▶ [YOUR GOAL] Examine the material below. Gather every line in which the string "title" appears.

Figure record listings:

begin

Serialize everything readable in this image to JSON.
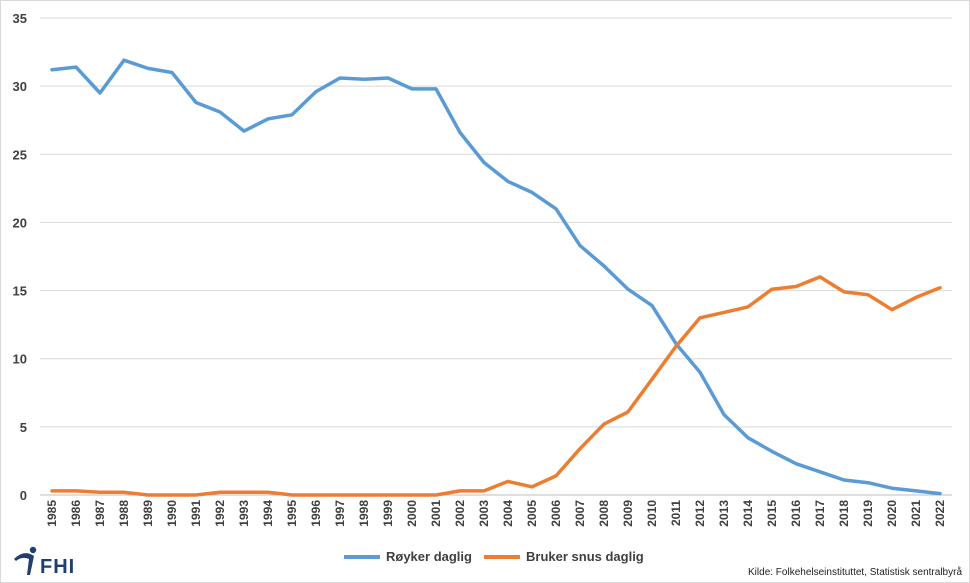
{
  "chart_data": {
    "type": "line",
    "title": "",
    "xlabel": "",
    "ylabel": "",
    "ylim": [
      0,
      35
    ],
    "yticks": [
      0,
      5,
      10,
      15,
      20,
      25,
      30,
      35
    ],
    "grid": "horizontal",
    "legend_position": "bottom",
    "x": [
      "1985",
      "1986",
      "1987",
      "1988",
      "1989",
      "1990",
      "1991",
      "1992",
      "1993",
      "1994",
      "1995",
      "1996",
      "1997",
      "1998",
      "1999",
      "2000",
      "2001",
      "2002",
      "2003",
      "2004",
      "2005",
      "2006",
      "2007",
      "2008",
      "2009",
      "2010",
      "2011",
      "2012",
      "2013",
      "2014",
      "2015",
      "2016",
      "2017",
      "2018",
      "2019",
      "2020",
      "2021",
      "2022"
    ],
    "series": [
      {
        "name": "Røyker daglig",
        "color": "#5b9bd5",
        "values": [
          31.2,
          31.4,
          29.5,
          31.9,
          31.3,
          31.0,
          28.8,
          28.1,
          26.7,
          27.6,
          27.9,
          29.6,
          30.6,
          30.5,
          30.6,
          29.8,
          29.8,
          26.6,
          24.4,
          23.0,
          22.2,
          21.0,
          18.3,
          16.8,
          15.1,
          13.9,
          11.1,
          9.0,
          5.9,
          4.2,
          3.2,
          2.3,
          1.7,
          1.1,
          0.9,
          0.5,
          0.3,
          0.1
        ]
      },
      {
        "name": "Bruker snus daglig",
        "color": "#ed7d31",
        "values": [
          0.3,
          0.3,
          0.2,
          0.2,
          0.0,
          0.0,
          0.0,
          0.2,
          0.2,
          0.2,
          0.0,
          0.0,
          0.0,
          0.0,
          0.0,
          0.0,
          0.0,
          0.3,
          0.3,
          1.0,
          0.6,
          1.4,
          3.4,
          5.2,
          6.1,
          8.5,
          10.9,
          13.0,
          13.4,
          13.8,
          15.1,
          15.3,
          16.0,
          14.9,
          14.7,
          13.6,
          14.5,
          15.2
        ]
      }
    ]
  },
  "logo": {
    "text": "FHI",
    "color": "#1f3f6e"
  },
  "source": "Kilde: Folkehelseinstituttet, Statistisk sentralbyrå"
}
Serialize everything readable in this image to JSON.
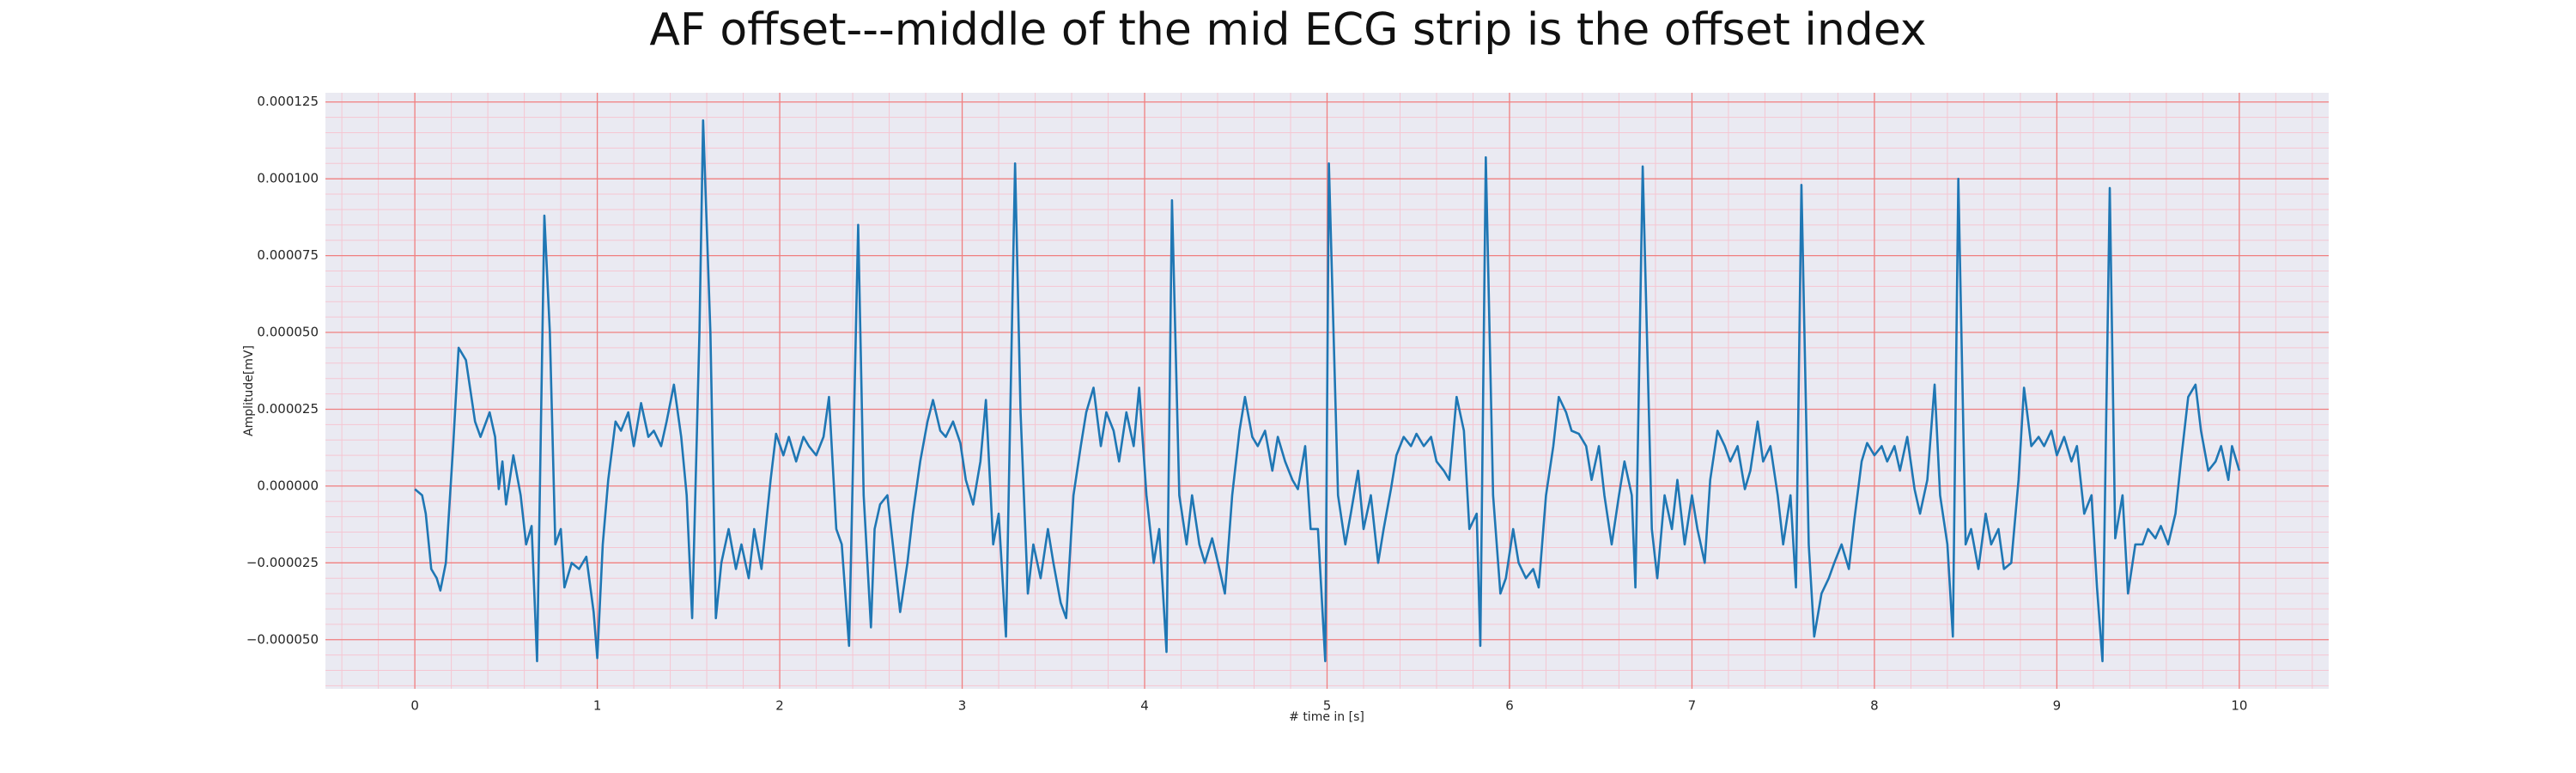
{
  "chart_data": {
    "type": "line",
    "title": "AF offset---middle of the mid ECG strip is the offset index",
    "x_label": "# time in [s]",
    "y_label": "Amplitude[mV]",
    "color": "#1f77b4",
    "grid": true,
    "grid_color": "#f08080",
    "minor_grid": true,
    "minor_grid_color": "#f5c6d2",
    "xlim": [
      -0.49,
      10.49
    ],
    "ylim": [
      -6.6e-05,
      0.000128
    ],
    "xticks": [
      0,
      1,
      2,
      3,
      4,
      5,
      6,
      7,
      8,
      9,
      10
    ],
    "yticks": [
      {
        "value": -5e-05,
        "label": "−0.000050"
      },
      {
        "value": -2.5e-05,
        "label": "−0.000025"
      },
      {
        "value": 0,
        "label": "0.000000"
      },
      {
        "value": 2.5e-05,
        "label": "0.000025"
      },
      {
        "value": 5e-05,
        "label": "0.000050"
      },
      {
        "value": 7.5e-05,
        "label": "0.000075"
      },
      {
        "value": 0.0001,
        "label": "0.000100"
      },
      {
        "value": 0.000125,
        "label": "0.000125"
      }
    ],
    "x": [
      0.0,
      0.04,
      0.06,
      0.09,
      0.12,
      0.14,
      0.17,
      0.21,
      0.24,
      0.28,
      0.33,
      0.36,
      0.41,
      0.44,
      0.46,
      0.48,
      0.5,
      0.52,
      0.54,
      0.58,
      0.61,
      0.64,
      0.67,
      0.71,
      0.74,
      0.77,
      0.8,
      0.82,
      0.86,
      0.9,
      0.94,
      0.98,
      1.0,
      1.03,
      1.06,
      1.1,
      1.13,
      1.17,
      1.2,
      1.24,
      1.28,
      1.31,
      1.35,
      1.38,
      1.42,
      1.46,
      1.49,
      1.52,
      1.56,
      1.58,
      1.62,
      1.65,
      1.68,
      1.72,
      1.76,
      1.79,
      1.83,
      1.86,
      1.9,
      1.95,
      1.98,
      2.02,
      2.05,
      2.09,
      2.13,
      2.16,
      2.2,
      2.24,
      2.27,
      2.31,
      2.34,
      2.38,
      2.43,
      2.46,
      2.5,
      2.52,
      2.55,
      2.59,
      2.62,
      2.66,
      2.7,
      2.73,
      2.77,
      2.81,
      2.84,
      2.88,
      2.91,
      2.95,
      2.99,
      3.02,
      3.06,
      3.1,
      3.13,
      3.17,
      3.2,
      3.24,
      3.29,
      3.32,
      3.36,
      3.39,
      3.43,
      3.47,
      3.5,
      3.54,
      3.57,
      3.61,
      3.65,
      3.68,
      3.72,
      3.76,
      3.79,
      3.83,
      3.86,
      3.9,
      3.94,
      3.97,
      4.01,
      4.05,
      4.08,
      4.12,
      4.15,
      4.19,
      4.23,
      4.26,
      4.3,
      4.33,
      4.37,
      4.41,
      4.44,
      4.48,
      4.52,
      4.55,
      4.59,
      4.62,
      4.66,
      4.7,
      4.73,
      4.77,
      4.81,
      4.84,
      4.88,
      4.91,
      4.95,
      4.99,
      5.01,
      5.06,
      5.1,
      5.13,
      5.17,
      5.2,
      5.24,
      5.28,
      5.31,
      5.35,
      5.38,
      5.42,
      5.46,
      5.49,
      5.53,
      5.57,
      5.6,
      5.64,
      5.67,
      5.71,
      5.75,
      5.78,
      5.82,
      5.84,
      5.87,
      5.91,
      5.95,
      5.98,
      6.02,
      6.05,
      6.09,
      6.13,
      6.16,
      6.2,
      6.24,
      6.27,
      6.31,
      6.34,
      6.38,
      6.42,
      6.45,
      6.49,
      6.52,
      6.56,
      6.6,
      6.63,
      6.67,
      6.69,
      6.73,
      6.78,
      6.81,
      6.85,
      6.89,
      6.92,
      6.96,
      7.0,
      7.03,
      7.07,
      7.1,
      7.14,
      7.18,
      7.21,
      7.25,
      7.29,
      7.32,
      7.36,
      7.39,
      7.43,
      7.47,
      7.5,
      7.54,
      7.57,
      7.6,
      7.64,
      7.67,
      7.71,
      7.75,
      7.78,
      7.82,
      7.86,
      7.89,
      7.93,
      7.96,
      8.0,
      8.04,
      8.07,
      8.11,
      8.14,
      8.18,
      8.22,
      8.25,
      8.29,
      8.33,
      8.36,
      8.4,
      8.43,
      8.46,
      8.5,
      8.53,
      8.57,
      8.61,
      8.64,
      8.68,
      8.71,
      8.75,
      8.79,
      8.82,
      8.86,
      8.9,
      8.93,
      8.97,
      9.0,
      9.04,
      9.08,
      9.11,
      9.15,
      9.19,
      9.22,
      9.25,
      9.29,
      9.32,
      9.36,
      9.39,
      9.43,
      9.47,
      9.5,
      9.54,
      9.57,
      9.61,
      9.65,
      9.68,
      9.72,
      9.76,
      9.79,
      9.83,
      9.87,
      9.9,
      9.94,
      9.96,
      10.0
    ],
    "values": [
      -1e-06,
      -3e-06,
      -9e-06,
      -2.7e-05,
      -3e-05,
      -3.4e-05,
      -2.5e-05,
      1.3e-05,
      4.5e-05,
      4.1e-05,
      2.1e-05,
      1.6e-05,
      2.4e-05,
      1.6e-05,
      -1e-06,
      8e-06,
      -6e-06,
      2e-06,
      1e-05,
      -3e-06,
      -1.9e-05,
      -1.3e-05,
      -5.7e-05,
      8.8e-05,
      5e-05,
      -1.9e-05,
      -1.4e-05,
      -3.3e-05,
      -2.5e-05,
      -2.7e-05,
      -2.3e-05,
      -4.1e-05,
      -5.6e-05,
      -1.9e-05,
      2e-06,
      2.1e-05,
      1.8e-05,
      2.4e-05,
      1.3e-05,
      2.7e-05,
      1.6e-05,
      1.8e-05,
      1.3e-05,
      2.1e-05,
      3.3e-05,
      1.6e-05,
      -3e-06,
      -4.3e-05,
      5e-05,
      0.000119,
      5e-05,
      -4.3e-05,
      -2.5e-05,
      -1.4e-05,
      -2.7e-05,
      -1.9e-05,
      -3e-05,
      -1.4e-05,
      -2.7e-05,
      2e-06,
      1.7e-05,
      1e-05,
      1.6e-05,
      8e-06,
      1.6e-05,
      1.3e-05,
      1e-05,
      1.6e-05,
      2.9e-05,
      -1.4e-05,
      -1.9e-05,
      -5.2e-05,
      8.5e-05,
      -3e-06,
      -4.6e-05,
      -1.4e-05,
      -6e-06,
      -3e-06,
      -1.9e-05,
      -4.1e-05,
      -2.5e-05,
      -9e-06,
      8e-06,
      2.1e-05,
      2.8e-05,
      1.8e-05,
      1.6e-05,
      2.1e-05,
      1.4e-05,
      2e-06,
      -6e-06,
      8e-06,
      2.8e-05,
      -1.9e-05,
      -9e-06,
      -4.9e-05,
      0.000105,
      2.4e-05,
      -3.5e-05,
      -1.9e-05,
      -3e-05,
      -1.4e-05,
      -2.5e-05,
      -3.8e-05,
      -4.3e-05,
      -3e-06,
      1.3e-05,
      2.4e-05,
      3.2e-05,
      1.3e-05,
      2.4e-05,
      1.8e-05,
      8e-06,
      2.4e-05,
      1.3e-05,
      3.2e-05,
      -3e-06,
      -2.5e-05,
      -1.4e-05,
      -5.4e-05,
      9.3e-05,
      -3e-06,
      -1.9e-05,
      -3e-06,
      -1.9e-05,
      -2.5e-05,
      -1.7e-05,
      -2.7e-05,
      -3.5e-05,
      -3e-06,
      1.8e-05,
      2.9e-05,
      1.6e-05,
      1.3e-05,
      1.8e-05,
      5e-06,
      1.6e-05,
      8e-06,
      2e-06,
      -1e-06,
      1.3e-05,
      -1.4e-05,
      -1.4e-05,
      -5.7e-05,
      0.000105,
      -3e-06,
      -1.9e-05,
      -9e-06,
      5e-06,
      -1.4e-05,
      -3e-06,
      -2.5e-05,
      -1.4e-05,
      -1e-06,
      1e-05,
      1.6e-05,
      1.3e-05,
      1.7e-05,
      1.3e-05,
      1.6e-05,
      8e-06,
      5e-06,
      2e-06,
      2.9e-05,
      1.8e-05,
      -1.4e-05,
      -9e-06,
      -5.2e-05,
      0.000107,
      -3e-06,
      -3.5e-05,
      -3e-05,
      -1.4e-05,
      -2.5e-05,
      -3e-05,
      -2.7e-05,
      -3.3e-05,
      -3e-06,
      1.3e-05,
      2.9e-05,
      2.4e-05,
      1.8e-05,
      1.7e-05,
      1.3e-05,
      2e-06,
      1.3e-05,
      -3e-06,
      -1.9e-05,
      -3e-06,
      8e-06,
      -3e-06,
      -3.3e-05,
      0.000104,
      -1.4e-05,
      -3e-05,
      -3e-06,
      -1.4e-05,
      2e-06,
      -1.9e-05,
      -3e-06,
      -1.4e-05,
      -2.5e-05,
      2e-06,
      1.8e-05,
      1.3e-05,
      8e-06,
      1.3e-05,
      -1e-06,
      5e-06,
      2.1e-05,
      8e-06,
      1.3e-05,
      -3e-06,
      -1.9e-05,
      -3e-06,
      -3.3e-05,
      9.8e-05,
      -1.9e-05,
      -4.9e-05,
      -3.5e-05,
      -3e-05,
      -2.5e-05,
      -1.9e-05,
      -2.7e-05,
      -1.1e-05,
      8e-06,
      1.4e-05,
      1e-05,
      1.3e-05,
      8e-06,
      1.3e-05,
      5e-06,
      1.6e-05,
      -1e-06,
      -9e-06,
      2e-06,
      3.3e-05,
      -3e-06,
      -1.9e-05,
      -4.9e-05,
      0.0001,
      -1.9e-05,
      -1.4e-05,
      -2.7e-05,
      -9e-06,
      -1.9e-05,
      -1.4e-05,
      -2.7e-05,
      -2.5e-05,
      2e-06,
      3.2e-05,
      1.3e-05,
      1.6e-05,
      1.3e-05,
      1.8e-05,
      1e-05,
      1.6e-05,
      8e-06,
      1.3e-05,
      -9e-06,
      -3e-06,
      -3.3e-05,
      -5.7e-05,
      9.7e-05,
      -1.7e-05,
      -3e-06,
      -3.5e-05,
      -1.9e-05,
      -1.9e-05,
      -1.4e-05,
      -1.7e-05,
      -1.3e-05,
      -1.9e-05,
      -9e-06,
      8e-06,
      2.9e-05,
      3.3e-05,
      1.8e-05,
      5e-06,
      8e-06,
      1.3e-05,
      2e-06,
      1.3e-05,
      5e-06
    ]
  }
}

end

▶ [RESPONSE]
    "title": "",
    "title": "AF offset---middle of the mid ECG strip is the offset index",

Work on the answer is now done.